## Aim of the exercise
Your answer should be a single number: the count of lines holding the word "Bluetooth".

+++ Data listing +++

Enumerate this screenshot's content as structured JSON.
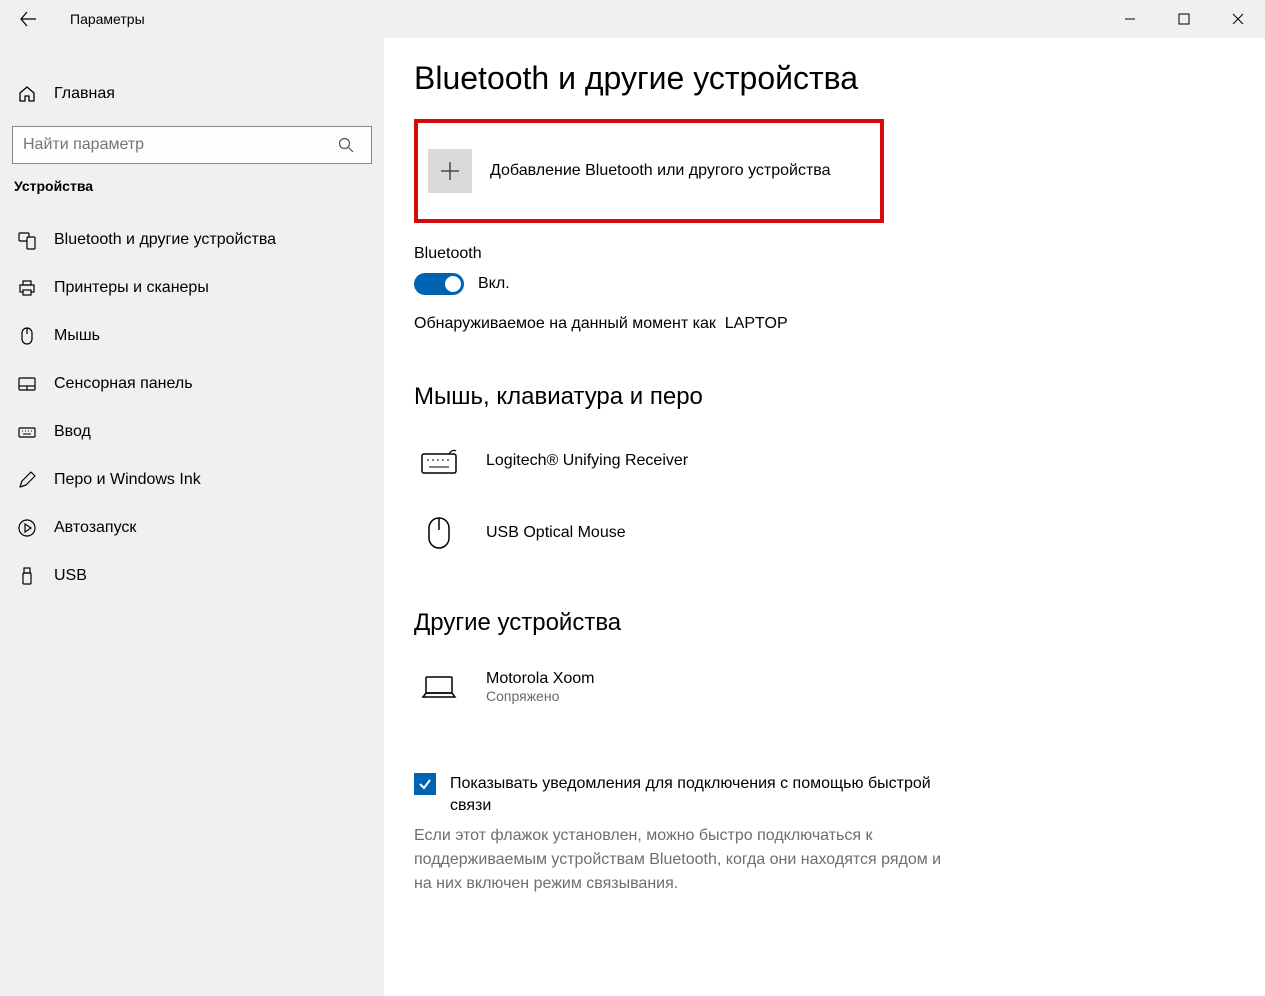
{
  "titlebar": {
    "title": "Параметры"
  },
  "sidebar": {
    "home": "Главная",
    "search_placeholder": "Найти параметр",
    "category": "Устройства",
    "items": [
      {
        "label": "Bluetooth и другие устройства"
      },
      {
        "label": "Принтеры и сканеры"
      },
      {
        "label": "Мышь"
      },
      {
        "label": "Сенсорная панель"
      },
      {
        "label": "Ввод"
      },
      {
        "label": "Перо и Windows Ink"
      },
      {
        "label": "Автозапуск"
      },
      {
        "label": "USB"
      }
    ]
  },
  "main": {
    "heading": "Bluetooth и другие устройства",
    "add_device": "Добавление Bluetooth или другого устройства",
    "bluetooth_label": "Bluetooth",
    "toggle_state": "Вкл.",
    "discoverable_prefix": "Обнаруживаемое на данный момент как",
    "discoverable_name": "LAPTOP",
    "group_input": "Мышь, клавиатура и перо",
    "devices_input": [
      {
        "name": "Logitech® Unifying Receiver"
      },
      {
        "name": "USB Optical Mouse"
      }
    ],
    "group_other": "Другие устройства",
    "devices_other": [
      {
        "name": "Motorola Xoom",
        "status": "Сопряжено"
      }
    ],
    "quick_connect_label": "Показывать уведомления для подключения с помощью быстрой связи",
    "quick_connect_desc": "Если этот флажок установлен, можно быстро подключаться к поддерживаемым устройствам Bluetooth, когда они находятся рядом и на них включен режим связывания."
  }
}
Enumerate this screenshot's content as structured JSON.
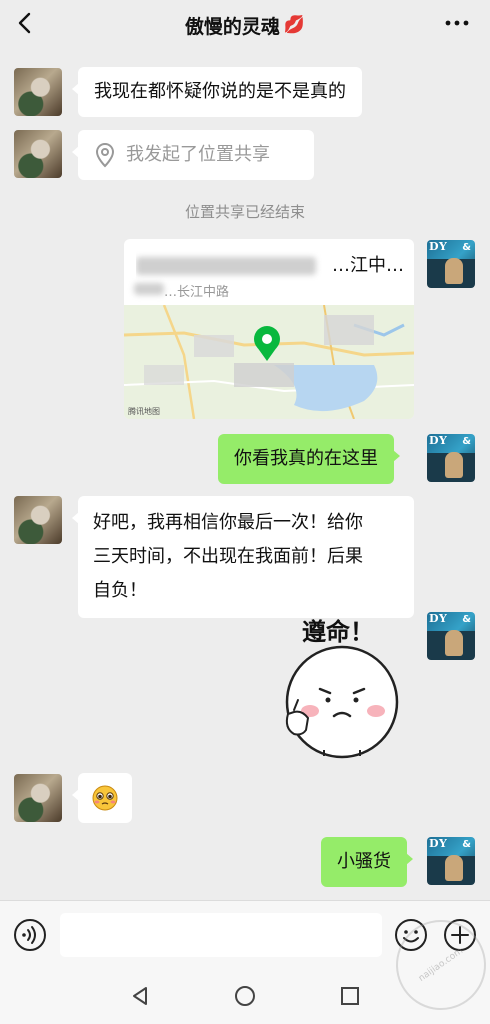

+++

## Task response
5